Dataset extract |
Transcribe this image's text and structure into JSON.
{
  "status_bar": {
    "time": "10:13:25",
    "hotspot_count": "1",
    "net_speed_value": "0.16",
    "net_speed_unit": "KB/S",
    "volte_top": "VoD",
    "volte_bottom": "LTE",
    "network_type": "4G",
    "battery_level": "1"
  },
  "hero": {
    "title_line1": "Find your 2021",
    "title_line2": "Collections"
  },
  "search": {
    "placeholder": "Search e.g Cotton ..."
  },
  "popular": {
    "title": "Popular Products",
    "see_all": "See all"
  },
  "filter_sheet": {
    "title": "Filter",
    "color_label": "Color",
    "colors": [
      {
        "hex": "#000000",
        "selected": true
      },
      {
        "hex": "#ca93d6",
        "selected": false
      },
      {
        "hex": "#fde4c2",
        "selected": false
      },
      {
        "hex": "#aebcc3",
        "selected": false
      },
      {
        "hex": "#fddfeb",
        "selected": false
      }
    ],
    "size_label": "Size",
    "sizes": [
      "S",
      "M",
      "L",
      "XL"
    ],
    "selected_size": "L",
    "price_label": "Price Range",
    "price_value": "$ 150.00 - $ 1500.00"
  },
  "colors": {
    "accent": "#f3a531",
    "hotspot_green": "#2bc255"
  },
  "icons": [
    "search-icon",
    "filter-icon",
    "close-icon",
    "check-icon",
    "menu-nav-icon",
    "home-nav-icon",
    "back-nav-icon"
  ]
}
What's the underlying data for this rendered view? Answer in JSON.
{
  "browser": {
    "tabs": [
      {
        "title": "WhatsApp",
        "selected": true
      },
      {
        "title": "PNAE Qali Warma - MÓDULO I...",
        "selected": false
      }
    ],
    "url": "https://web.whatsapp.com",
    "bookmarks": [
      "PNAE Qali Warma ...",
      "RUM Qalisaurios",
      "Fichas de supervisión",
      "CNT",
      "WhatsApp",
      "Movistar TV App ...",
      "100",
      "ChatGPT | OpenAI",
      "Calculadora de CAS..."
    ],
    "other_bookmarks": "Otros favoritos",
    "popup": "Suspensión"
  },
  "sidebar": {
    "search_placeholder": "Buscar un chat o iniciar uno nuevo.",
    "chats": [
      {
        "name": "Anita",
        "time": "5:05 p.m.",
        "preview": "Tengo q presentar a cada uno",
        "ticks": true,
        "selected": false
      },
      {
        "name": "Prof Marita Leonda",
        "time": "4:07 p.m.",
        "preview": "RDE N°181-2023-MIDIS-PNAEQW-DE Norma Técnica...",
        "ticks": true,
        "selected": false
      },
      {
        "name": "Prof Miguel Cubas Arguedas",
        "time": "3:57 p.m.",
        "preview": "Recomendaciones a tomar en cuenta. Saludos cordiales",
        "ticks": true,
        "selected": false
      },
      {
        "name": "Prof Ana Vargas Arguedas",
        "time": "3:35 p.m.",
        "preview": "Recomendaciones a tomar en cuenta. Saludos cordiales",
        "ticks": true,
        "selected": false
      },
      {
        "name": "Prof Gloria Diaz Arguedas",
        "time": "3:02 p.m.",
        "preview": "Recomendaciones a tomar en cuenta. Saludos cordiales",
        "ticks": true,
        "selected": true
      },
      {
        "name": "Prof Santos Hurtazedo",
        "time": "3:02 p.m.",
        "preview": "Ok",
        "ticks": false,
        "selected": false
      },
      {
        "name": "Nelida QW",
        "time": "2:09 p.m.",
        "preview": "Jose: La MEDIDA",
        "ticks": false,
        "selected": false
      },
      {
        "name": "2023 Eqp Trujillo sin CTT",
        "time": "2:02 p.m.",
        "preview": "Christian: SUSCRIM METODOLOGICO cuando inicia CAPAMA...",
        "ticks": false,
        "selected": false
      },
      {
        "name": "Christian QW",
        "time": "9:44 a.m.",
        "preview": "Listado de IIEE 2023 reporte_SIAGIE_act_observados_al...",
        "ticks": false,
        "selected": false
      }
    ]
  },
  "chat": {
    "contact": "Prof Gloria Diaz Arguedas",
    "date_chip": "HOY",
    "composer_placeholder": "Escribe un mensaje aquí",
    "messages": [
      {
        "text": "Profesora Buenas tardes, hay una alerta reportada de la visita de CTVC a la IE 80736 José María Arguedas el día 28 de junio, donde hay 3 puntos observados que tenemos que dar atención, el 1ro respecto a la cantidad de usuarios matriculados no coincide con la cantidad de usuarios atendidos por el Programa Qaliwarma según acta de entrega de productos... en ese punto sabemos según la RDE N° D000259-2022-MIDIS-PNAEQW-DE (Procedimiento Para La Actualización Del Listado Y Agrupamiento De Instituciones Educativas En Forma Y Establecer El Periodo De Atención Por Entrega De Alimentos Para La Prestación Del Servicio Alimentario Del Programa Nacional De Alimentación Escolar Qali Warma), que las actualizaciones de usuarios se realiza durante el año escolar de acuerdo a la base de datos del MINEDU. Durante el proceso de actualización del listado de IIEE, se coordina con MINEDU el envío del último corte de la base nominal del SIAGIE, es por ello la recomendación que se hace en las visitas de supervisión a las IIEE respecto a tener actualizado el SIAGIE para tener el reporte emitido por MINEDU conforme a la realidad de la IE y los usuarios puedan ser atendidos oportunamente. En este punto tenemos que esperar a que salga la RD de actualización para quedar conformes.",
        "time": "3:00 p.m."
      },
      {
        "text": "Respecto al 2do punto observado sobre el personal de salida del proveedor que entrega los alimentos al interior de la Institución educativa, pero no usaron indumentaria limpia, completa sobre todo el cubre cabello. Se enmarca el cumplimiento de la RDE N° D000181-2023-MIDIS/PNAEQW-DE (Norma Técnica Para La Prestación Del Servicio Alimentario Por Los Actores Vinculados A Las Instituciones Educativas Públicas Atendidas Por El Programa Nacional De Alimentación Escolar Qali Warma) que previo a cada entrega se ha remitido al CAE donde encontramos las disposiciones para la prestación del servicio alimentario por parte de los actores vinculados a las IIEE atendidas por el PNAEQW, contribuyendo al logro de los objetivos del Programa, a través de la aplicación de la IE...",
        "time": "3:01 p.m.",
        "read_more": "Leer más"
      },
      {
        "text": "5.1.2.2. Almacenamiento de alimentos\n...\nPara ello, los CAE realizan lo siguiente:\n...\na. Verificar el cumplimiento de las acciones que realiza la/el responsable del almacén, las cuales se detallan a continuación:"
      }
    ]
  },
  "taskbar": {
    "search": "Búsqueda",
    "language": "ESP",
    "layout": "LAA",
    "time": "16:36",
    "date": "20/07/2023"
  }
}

What you will do |
From the first line to the last, please quote the material above exactly.

Exercise output |
Transcribe this image's text and structure into JSON.
{
  "status_bar": {
    "time": "10:13:25",
    "hotspot_count": "1",
    "net_speed_value": "0.16",
    "net_speed_unit": "KB/S",
    "volte_top": "VoD",
    "volte_bottom": "LTE",
    "network_type": "4G",
    "battery_level": "1"
  },
  "hero": {
    "title_line1": "Find your 2021",
    "title_line2": "Collections"
  },
  "search": {
    "placeholder": "Search e.g Cotton ..."
  },
  "popular": {
    "title": "Popular Products",
    "see_all": "See all"
  },
  "filter_sheet": {
    "title": "Filter",
    "color_label": "Color",
    "colors": [
      {
        "hex": "#000000",
        "selected": true
      },
      {
        "hex": "#ca93d6",
        "selected": false
      },
      {
        "hex": "#fde4c2",
        "selected": false
      },
      {
        "hex": "#aebcc3",
        "selected": false
      },
      {
        "hex": "#fddfeb",
        "selected": false
      }
    ],
    "size_label": "Size",
    "sizes": [
      "S",
      "M",
      "L",
      "XL"
    ],
    "selected_size": "L",
    "price_label": "Price Range",
    "price_value": "$ 150.00 - $ 1500.00"
  },
  "colors": {
    "accent": "#f3a531",
    "hotspot_green": "#2bc255"
  },
  "icons": [
    "search-icon",
    "filter-icon",
    "close-icon",
    "check-icon",
    "menu-nav-icon",
    "home-nav-icon",
    "back-nav-icon"
  ]
}
What's the underlying data for this rendered view? Answer in JSON.
{
  "browser": {
    "tabs": [
      {
        "title": "WhatsApp",
        "selected": true
      },
      {
        "title": "PNAE Qali Warma - MÓDULO I...",
        "selected": false
      }
    ],
    "url": "https://web.whatsapp.com",
    "bookmarks": [
      "PNAE Qali Warma ...",
      "RUM Qalisaurios",
      "Fichas de supervisión",
      "CNT",
      "WhatsApp",
      "Movistar TV App ...",
      "100",
      "ChatGPT | OpenAI",
      "Calculadora de CAS..."
    ],
    "other_bookmarks": "Otros favoritos",
    "popup": "Suspensión"
  },
  "sidebar": {
    "search_placeholder": "Buscar un chat o iniciar uno nuevo.",
    "chats": [
      {
        "name": "Anita",
        "time": "5:05 p.m.",
        "preview": "Tengo q presentar a cada uno",
        "ticks": true,
        "selected": false
      },
      {
        "name": "Prof Marita Leonda",
        "time": "4:07 p.m.",
        "preview": "RDE N°181-2023-MIDIS-PNAEQW-DE Norma Técnica...",
        "ticks": true,
        "selected": false
      },
      {
        "name": "Prof Miguel Cubas Arguedas",
        "time": "3:57 p.m.",
        "preview": "Recomendaciones a tomar en cuenta. Saludos cordiales",
        "ticks": true,
        "selected": false
      },
      {
        "name": "Prof Ana Vargas Arguedas",
        "time": "3:35 p.m.",
        "preview": "Recomendaciones a tomar en cuenta. Saludos cordiales",
        "ticks": true,
        "selected": false
      },
      {
        "name": "Prof Gloria Diaz Arguedas",
        "time": "3:02 p.m.",
        "preview": "Recomendaciones a tomar en cuenta. Saludos cordiales",
        "ticks": true,
        "selected": true
      },
      {
        "name": "Prof Santos Hurtazedo",
        "time": "3:02 p.m.",
        "preview": "Ok",
        "ticks": false,
        "selected": false
      },
      {
        "name": "Nelida QW",
        "time": "2:09 p.m.",
        "preview": "Jose: La MEDIDA",
        "ticks": false,
        "selected": false
      },
      {
        "name": "2023 Eqp Trujillo sin CTT",
        "time": "2:02 p.m.",
        "preview": "Christian: SUSCRIM METODOLOGICO cuando inicia CAPAMA...",
        "ticks": false,
        "selected": false
      },
      {
        "name": "Christian QW",
        "time": "9:44 a.m.",
        "preview": "Listado de IIEE 2023 reporte_SIAGIE_act_observados_al...",
        "ticks": false,
        "selected": false
      }
    ]
  },
  "chat": {
    "contact": "Prof Gloria Diaz Arguedas",
    "date_chip": "HOY",
    "composer_placeholder": "Escribe un mensaje aquí",
    "messages": [
      {
        "text": "Profesora Buenas tardes, hay una alerta reportada de la visita de CTVC a la IE 80736 José María Arguedas el día 28 de junio, donde hay 3 puntos observados que tenemos que dar atención, el 1ro respecto a la cantidad de usuarios matriculados no coincide con la cantidad de usuarios atendidos por el Programa Qaliwarma según acta de entrega de productos... en ese punto sabemos según la RDE N° D000259-2022-MIDIS-PNAEQW-DE (Procedimiento Para La Actualización Del Listado Y Agrupamiento De Instituciones Educativas En Forma Y Establecer El Periodo De Atención Por Entrega De Alimentos Para La Prestación Del Servicio Alimentario Del Programa Nacional De Alimentación Escolar Qali Warma), que las actualizaciones de usuarios se realiza durante el año escolar de acuerdo a la base de datos del MINEDU. Durante el proceso de actualización del listado de IIEE, se coordina con MINEDU el envío del último corte de la base nominal del SIAGIE, es por ello la recomendación que se hace en las visitas de supervisión a las IIEE respecto a tener actualizado el SIAGIE para tener el reporte emitido por MINEDU conforme a la realidad de la IE y los usuarios puedan ser atendidos oportunamente. En este punto tenemos que esperar a que salga la RD de actualización para quedar conformes.",
        "time": "3:00 p.m."
      },
      {
        "text": "Respecto al 2do punto observado sobre el personal de salida del proveedor que entrega los alimentos al interior de la Institución educativa, pero no usaron indumentaria limpia, completa sobre todo el cubre cabello. Se enmarca el cumplimiento de la RDE N° D000181-2023-MIDIS/PNAEQW-DE (Norma Técnica Para La Prestación Del Servicio Alimentario Por Los Actores Vinculados A Las Instituciones Educativas Públicas Atendidas Por El Programa Nacional De Alimentación Escolar Qali Warma) que previo a cada entrega se ha remitido al CAE donde encontramos las disposiciones para la prestación del servicio alimentario por parte de los actores vinculados a las IIEE atendidas por el PNAEQW, contribuyendo al logro de los objetivos del Programa, a través de la aplicación de la IE...",
        "time": "3:01 p.m.",
        "read_more": "Leer más"
      },
      {
        "text": "5.1.2.2. Almacenamiento de alimentos\n...\nPara ello, los CAE realizan lo siguiente:\n...\na. Verificar el cumplimiento de las acciones que realiza la/el responsable del almacén, las cuales se detallan a continuación:"
      }
    ]
  },
  "taskbar": {
    "search": "Búsqueda",
    "language": "ESP",
    "layout": "LAA",
    "time": "16:36",
    "date": "20/07/2023"
  }
}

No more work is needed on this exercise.